EXERCISE GOAL: List each line of the data that holds the word "Ergebnisrückgang".

··· THE DATA ···

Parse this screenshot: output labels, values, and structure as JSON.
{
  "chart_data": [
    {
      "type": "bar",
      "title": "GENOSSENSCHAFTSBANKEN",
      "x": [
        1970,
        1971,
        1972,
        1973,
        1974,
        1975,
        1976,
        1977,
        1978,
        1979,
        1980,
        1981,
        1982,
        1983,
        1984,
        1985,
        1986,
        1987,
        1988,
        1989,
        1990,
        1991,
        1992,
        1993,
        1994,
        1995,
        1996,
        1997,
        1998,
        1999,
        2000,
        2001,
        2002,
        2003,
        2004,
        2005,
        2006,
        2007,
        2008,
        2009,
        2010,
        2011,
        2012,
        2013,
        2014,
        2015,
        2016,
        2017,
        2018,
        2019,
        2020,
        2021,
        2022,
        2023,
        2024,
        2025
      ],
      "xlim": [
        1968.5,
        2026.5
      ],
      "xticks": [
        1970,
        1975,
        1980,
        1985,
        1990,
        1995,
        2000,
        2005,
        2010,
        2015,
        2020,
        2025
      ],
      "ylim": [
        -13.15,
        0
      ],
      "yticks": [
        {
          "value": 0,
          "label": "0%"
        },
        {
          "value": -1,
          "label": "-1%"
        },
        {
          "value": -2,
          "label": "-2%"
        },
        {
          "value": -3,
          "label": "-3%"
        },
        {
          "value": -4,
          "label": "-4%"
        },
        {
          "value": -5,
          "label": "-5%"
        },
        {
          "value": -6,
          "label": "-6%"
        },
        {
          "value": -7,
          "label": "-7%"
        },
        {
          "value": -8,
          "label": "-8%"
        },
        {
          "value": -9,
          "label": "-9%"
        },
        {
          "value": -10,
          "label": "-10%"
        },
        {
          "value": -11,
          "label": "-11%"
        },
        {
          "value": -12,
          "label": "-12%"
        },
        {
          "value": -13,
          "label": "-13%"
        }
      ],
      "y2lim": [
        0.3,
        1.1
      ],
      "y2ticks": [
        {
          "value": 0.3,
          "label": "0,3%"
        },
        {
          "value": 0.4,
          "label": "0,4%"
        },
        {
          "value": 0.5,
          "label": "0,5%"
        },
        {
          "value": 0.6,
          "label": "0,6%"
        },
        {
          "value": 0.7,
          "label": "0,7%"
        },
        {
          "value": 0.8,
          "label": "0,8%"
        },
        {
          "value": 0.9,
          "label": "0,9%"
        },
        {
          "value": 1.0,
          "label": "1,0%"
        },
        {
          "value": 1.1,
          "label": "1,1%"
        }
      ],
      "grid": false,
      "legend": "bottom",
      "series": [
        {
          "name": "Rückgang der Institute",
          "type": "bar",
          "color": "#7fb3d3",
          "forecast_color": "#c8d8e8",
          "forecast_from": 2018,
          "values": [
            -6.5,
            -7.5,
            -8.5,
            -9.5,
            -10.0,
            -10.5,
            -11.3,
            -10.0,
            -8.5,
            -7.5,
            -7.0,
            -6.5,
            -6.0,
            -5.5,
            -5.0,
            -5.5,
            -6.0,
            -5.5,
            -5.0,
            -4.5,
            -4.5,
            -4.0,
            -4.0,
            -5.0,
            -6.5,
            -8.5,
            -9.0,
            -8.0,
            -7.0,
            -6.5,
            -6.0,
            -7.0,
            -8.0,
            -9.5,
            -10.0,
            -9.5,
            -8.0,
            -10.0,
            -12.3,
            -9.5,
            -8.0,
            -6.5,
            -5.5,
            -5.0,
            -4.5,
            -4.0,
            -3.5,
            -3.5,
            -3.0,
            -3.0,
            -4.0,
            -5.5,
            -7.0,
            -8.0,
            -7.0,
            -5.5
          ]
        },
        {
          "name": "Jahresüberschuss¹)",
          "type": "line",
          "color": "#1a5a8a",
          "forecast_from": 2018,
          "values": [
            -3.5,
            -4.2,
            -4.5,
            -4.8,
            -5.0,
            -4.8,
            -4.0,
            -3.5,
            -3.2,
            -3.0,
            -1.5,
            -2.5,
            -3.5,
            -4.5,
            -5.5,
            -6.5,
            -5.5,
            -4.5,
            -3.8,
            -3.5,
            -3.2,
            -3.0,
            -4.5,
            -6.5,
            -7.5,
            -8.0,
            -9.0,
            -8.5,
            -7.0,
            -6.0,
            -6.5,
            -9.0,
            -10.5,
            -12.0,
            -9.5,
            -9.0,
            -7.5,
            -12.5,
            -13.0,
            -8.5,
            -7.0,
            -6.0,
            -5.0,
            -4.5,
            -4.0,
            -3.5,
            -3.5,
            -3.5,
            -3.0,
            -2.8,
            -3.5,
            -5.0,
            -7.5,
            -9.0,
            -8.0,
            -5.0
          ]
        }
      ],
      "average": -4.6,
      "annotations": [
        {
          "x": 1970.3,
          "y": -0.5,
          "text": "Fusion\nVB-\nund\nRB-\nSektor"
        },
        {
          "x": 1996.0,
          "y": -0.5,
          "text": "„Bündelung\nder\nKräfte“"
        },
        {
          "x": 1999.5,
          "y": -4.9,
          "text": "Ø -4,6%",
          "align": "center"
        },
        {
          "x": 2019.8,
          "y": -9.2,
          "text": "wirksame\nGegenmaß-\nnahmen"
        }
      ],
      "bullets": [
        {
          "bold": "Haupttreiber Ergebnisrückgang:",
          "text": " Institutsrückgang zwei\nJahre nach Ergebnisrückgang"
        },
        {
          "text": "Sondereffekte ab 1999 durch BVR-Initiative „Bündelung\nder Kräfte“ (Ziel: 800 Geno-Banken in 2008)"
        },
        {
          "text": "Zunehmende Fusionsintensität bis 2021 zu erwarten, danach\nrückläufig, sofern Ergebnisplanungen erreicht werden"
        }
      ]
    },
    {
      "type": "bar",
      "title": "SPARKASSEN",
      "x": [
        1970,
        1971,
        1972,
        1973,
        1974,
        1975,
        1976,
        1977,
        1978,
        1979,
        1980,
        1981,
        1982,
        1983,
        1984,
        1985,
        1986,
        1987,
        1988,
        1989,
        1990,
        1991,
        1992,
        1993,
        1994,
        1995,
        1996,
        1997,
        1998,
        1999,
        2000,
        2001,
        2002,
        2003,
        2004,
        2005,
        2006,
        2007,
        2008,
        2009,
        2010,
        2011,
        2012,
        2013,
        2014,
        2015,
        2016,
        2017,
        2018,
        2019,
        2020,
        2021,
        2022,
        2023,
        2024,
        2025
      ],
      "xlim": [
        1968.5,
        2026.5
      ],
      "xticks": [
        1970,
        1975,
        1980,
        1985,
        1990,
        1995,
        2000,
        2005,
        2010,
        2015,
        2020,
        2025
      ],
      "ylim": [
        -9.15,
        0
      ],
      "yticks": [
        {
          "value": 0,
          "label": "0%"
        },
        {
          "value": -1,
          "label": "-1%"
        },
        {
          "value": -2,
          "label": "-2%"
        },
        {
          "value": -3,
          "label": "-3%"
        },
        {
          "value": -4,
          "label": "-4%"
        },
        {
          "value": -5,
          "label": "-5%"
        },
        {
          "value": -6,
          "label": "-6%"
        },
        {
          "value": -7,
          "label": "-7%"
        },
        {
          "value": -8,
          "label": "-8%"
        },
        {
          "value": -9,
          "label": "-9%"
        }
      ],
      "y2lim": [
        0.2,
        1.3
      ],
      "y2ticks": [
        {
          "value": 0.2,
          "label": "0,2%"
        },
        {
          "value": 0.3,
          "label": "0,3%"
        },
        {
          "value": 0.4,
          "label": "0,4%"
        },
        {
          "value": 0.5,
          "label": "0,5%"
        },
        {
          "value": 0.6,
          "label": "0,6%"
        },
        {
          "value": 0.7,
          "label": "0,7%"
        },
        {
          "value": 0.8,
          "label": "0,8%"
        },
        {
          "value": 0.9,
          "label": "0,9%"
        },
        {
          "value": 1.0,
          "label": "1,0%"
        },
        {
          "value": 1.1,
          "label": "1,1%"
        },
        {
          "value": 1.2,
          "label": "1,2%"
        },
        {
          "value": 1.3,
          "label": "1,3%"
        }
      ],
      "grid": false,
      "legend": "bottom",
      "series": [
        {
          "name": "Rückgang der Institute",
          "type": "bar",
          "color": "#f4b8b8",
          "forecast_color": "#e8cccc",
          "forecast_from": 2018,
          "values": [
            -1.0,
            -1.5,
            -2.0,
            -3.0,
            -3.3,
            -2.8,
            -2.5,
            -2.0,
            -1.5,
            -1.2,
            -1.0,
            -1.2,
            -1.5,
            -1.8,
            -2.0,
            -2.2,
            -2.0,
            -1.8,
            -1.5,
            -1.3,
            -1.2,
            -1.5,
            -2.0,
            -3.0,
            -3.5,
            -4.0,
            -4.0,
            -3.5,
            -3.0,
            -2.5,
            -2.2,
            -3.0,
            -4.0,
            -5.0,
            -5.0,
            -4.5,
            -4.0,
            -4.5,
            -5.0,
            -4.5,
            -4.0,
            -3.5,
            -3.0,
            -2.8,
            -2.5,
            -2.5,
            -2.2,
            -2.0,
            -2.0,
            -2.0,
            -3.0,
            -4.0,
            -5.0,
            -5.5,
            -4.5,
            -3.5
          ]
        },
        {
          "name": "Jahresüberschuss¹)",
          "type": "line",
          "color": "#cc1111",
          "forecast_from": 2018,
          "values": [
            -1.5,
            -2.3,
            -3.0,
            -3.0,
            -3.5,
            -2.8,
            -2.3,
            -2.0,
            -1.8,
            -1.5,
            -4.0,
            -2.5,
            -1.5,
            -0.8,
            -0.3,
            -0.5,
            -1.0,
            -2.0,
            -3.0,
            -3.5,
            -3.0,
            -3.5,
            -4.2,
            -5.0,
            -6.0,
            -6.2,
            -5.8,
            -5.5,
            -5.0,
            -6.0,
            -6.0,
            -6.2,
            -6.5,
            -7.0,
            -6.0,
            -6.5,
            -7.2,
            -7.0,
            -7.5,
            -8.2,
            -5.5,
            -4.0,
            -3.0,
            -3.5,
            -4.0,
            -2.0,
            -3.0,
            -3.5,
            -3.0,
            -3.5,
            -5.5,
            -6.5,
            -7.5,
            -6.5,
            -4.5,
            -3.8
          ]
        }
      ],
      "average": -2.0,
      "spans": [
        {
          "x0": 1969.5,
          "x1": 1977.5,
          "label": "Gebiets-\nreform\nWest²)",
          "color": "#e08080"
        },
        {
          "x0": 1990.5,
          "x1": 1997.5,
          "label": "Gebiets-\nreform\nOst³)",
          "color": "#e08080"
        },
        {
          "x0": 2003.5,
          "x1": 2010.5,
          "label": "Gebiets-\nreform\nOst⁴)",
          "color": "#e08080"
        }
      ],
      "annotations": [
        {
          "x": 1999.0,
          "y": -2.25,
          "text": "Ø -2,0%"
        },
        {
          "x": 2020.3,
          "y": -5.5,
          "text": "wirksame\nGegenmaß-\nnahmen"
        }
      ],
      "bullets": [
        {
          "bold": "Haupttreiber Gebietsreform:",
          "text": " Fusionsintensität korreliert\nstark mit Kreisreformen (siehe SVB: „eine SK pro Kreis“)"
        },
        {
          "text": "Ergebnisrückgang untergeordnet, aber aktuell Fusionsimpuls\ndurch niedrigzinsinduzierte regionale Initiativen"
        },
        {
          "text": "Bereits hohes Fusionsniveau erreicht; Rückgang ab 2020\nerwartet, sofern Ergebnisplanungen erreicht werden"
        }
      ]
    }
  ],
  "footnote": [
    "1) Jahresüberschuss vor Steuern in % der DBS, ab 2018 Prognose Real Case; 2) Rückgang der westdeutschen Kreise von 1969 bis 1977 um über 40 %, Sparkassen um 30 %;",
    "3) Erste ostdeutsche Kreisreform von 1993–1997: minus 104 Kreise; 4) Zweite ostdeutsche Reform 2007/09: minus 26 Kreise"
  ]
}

···
··· THE DATA ···

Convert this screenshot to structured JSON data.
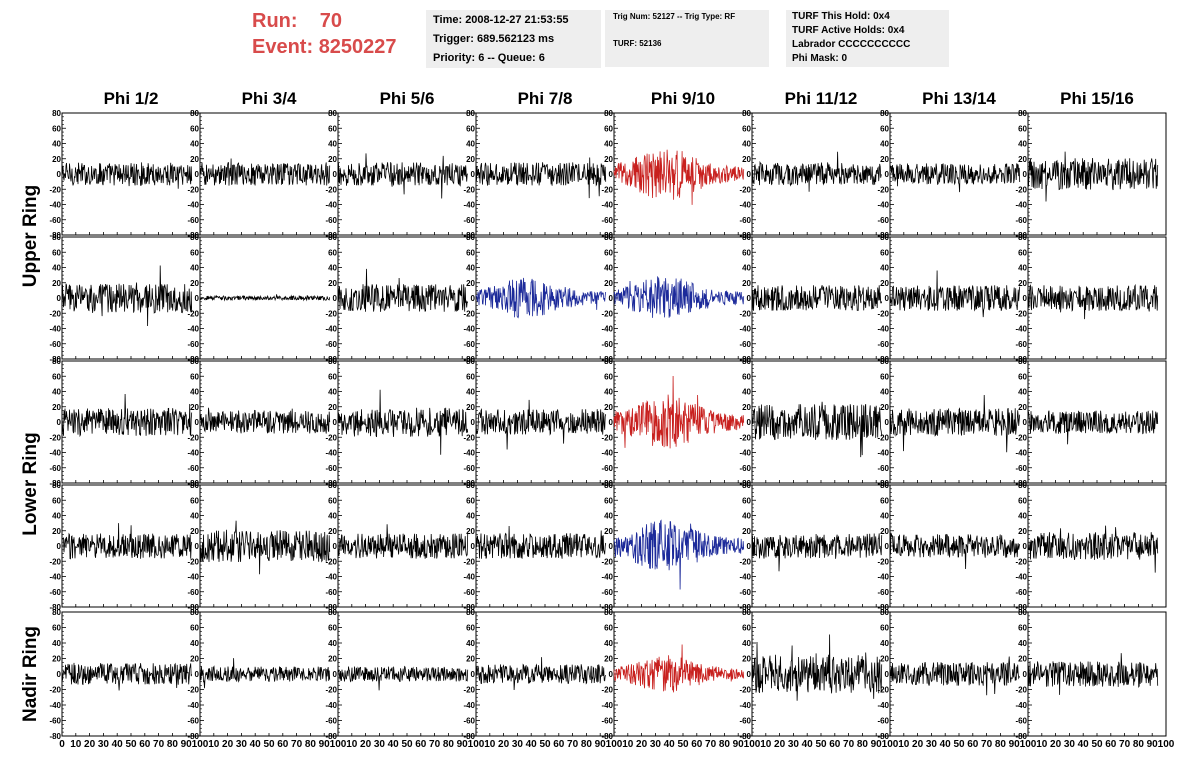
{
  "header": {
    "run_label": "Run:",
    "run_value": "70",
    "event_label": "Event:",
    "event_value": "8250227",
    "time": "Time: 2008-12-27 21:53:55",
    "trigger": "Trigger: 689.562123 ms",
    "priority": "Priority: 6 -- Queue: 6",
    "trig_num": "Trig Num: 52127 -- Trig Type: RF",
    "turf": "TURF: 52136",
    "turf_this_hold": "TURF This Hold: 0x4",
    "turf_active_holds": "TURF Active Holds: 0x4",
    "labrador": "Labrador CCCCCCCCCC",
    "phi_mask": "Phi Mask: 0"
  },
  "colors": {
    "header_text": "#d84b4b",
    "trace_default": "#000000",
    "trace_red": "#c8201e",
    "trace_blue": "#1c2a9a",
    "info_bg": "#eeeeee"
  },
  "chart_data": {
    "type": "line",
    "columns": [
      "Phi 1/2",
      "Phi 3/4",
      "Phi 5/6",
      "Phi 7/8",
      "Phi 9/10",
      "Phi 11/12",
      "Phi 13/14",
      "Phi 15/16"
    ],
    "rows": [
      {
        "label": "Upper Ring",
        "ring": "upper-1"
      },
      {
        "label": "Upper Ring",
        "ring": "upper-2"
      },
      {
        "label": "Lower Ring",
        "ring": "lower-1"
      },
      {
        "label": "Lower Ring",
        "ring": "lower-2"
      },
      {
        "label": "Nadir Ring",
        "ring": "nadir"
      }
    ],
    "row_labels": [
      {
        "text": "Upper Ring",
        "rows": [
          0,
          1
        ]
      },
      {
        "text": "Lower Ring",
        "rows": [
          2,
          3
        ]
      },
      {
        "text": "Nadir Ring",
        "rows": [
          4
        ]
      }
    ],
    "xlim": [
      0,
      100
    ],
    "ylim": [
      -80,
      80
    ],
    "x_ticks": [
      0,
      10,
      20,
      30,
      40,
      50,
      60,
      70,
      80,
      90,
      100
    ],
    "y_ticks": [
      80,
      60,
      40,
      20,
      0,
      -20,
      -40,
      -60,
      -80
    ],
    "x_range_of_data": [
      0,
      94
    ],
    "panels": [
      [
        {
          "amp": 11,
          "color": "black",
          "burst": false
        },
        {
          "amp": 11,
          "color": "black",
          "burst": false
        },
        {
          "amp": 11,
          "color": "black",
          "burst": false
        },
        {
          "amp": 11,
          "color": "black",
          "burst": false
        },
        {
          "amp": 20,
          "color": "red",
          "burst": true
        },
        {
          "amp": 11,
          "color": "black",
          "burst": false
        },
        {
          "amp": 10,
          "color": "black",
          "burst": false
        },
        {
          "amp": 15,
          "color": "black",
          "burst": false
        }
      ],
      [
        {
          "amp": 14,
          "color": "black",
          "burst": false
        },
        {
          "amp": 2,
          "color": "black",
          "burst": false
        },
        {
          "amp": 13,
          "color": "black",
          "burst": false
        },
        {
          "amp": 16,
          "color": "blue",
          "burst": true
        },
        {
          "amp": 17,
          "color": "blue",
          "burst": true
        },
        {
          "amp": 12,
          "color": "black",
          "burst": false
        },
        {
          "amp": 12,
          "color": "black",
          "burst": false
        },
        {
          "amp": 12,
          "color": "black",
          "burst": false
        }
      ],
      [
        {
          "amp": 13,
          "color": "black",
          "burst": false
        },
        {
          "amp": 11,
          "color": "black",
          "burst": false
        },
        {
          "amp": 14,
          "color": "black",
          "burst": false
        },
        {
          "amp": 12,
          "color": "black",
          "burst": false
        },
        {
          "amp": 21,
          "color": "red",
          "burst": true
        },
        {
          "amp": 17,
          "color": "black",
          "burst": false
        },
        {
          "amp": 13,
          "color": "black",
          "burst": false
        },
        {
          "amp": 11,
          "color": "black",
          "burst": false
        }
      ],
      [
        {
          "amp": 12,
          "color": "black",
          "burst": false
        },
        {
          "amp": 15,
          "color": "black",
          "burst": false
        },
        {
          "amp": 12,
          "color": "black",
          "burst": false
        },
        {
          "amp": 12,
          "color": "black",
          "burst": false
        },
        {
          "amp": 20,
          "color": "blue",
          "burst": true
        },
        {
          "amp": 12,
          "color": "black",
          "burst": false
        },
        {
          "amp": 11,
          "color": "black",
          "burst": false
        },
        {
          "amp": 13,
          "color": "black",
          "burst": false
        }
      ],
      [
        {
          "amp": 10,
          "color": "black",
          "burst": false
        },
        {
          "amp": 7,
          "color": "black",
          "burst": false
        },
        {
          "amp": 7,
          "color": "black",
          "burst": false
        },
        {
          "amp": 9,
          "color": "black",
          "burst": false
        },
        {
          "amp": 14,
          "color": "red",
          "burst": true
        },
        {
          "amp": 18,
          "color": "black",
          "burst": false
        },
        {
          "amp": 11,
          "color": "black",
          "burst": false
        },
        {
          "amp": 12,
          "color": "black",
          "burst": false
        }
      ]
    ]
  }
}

···

TASK OUTPUT:
          "bold": "Haupttreiber Ergebnisrückgang:",
          "text": " Institutsrückgang zwei\nJahre nach Ergebnisrückgang"
          "text": "Ergebnisrückgang untergeordnet, aber aktuell Fusionsimpuls\ndurch niedrigzinsinduzierte regionale Initiativen"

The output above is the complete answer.